■ **TASK DIRECTIONS**:
Tally the lines holding "days" and state only that figure.

■ **MATERIAL FOR THIS EXERCISE**:
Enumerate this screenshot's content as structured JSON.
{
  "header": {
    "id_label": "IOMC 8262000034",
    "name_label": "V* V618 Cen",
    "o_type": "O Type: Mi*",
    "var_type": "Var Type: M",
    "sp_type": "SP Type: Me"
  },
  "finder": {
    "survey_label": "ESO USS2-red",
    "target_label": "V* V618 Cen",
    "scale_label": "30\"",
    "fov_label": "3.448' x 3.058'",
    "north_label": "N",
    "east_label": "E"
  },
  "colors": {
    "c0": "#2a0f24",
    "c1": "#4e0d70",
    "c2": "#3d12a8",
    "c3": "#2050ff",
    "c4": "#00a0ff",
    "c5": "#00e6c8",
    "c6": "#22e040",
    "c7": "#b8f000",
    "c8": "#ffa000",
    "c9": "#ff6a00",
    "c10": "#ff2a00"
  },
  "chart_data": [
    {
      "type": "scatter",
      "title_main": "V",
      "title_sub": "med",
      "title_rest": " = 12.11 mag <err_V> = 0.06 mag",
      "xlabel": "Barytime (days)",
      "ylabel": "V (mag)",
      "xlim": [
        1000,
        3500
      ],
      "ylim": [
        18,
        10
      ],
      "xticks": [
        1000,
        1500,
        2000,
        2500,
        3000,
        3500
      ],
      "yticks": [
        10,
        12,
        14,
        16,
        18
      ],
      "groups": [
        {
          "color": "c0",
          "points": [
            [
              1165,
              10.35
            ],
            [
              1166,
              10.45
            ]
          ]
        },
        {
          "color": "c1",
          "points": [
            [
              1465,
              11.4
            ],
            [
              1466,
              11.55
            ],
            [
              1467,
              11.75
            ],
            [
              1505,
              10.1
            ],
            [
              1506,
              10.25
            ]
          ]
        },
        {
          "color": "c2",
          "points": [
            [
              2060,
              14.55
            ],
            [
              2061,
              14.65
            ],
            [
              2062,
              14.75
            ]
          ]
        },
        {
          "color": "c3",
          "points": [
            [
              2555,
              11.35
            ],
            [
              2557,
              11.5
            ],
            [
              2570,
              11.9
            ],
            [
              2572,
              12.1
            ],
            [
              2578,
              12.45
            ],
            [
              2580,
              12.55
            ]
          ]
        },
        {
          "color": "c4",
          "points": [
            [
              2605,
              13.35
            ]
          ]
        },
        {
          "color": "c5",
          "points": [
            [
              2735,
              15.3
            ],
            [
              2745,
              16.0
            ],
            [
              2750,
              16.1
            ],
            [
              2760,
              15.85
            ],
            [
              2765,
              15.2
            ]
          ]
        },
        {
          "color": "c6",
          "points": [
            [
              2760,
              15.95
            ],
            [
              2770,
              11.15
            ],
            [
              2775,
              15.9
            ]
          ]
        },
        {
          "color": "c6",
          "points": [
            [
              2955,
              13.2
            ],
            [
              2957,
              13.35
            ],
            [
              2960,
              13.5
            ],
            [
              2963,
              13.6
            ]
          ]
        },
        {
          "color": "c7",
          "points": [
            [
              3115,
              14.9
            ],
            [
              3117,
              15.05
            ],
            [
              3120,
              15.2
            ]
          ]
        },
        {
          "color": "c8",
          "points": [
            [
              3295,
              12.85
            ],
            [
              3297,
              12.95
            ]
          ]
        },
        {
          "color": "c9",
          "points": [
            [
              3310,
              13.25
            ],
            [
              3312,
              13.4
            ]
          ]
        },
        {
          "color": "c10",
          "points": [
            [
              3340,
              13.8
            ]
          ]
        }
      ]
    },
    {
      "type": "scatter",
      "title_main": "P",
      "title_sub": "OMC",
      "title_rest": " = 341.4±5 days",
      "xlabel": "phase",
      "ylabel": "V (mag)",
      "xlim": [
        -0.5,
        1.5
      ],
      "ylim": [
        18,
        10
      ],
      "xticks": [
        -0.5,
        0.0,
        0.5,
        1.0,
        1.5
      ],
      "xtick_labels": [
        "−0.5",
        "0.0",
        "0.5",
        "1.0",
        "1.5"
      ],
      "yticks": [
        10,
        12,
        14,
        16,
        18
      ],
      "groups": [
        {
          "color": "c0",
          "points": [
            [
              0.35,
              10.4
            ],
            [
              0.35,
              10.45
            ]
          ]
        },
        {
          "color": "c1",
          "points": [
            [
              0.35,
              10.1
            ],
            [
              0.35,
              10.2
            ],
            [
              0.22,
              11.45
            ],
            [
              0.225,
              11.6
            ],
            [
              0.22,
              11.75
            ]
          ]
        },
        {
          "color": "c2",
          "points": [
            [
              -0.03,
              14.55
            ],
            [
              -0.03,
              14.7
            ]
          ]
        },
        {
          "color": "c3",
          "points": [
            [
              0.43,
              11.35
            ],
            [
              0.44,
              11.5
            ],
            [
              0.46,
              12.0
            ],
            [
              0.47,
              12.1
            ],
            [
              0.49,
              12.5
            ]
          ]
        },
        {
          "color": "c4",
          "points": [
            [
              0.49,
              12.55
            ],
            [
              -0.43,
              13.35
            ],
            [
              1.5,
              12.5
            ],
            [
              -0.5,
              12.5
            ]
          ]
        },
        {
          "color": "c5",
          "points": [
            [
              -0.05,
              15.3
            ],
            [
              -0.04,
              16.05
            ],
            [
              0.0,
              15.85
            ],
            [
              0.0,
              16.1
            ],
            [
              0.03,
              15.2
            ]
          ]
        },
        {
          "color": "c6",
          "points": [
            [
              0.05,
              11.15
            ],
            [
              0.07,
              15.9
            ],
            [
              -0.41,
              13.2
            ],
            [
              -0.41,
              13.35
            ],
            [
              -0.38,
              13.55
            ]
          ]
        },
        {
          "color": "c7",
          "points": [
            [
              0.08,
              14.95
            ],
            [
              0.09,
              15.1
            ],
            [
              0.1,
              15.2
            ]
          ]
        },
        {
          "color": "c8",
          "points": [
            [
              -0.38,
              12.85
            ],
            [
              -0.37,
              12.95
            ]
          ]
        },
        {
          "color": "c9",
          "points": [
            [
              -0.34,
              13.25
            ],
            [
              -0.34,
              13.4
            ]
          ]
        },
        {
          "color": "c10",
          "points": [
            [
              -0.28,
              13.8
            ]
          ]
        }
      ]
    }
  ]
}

■ **RESULT**:
2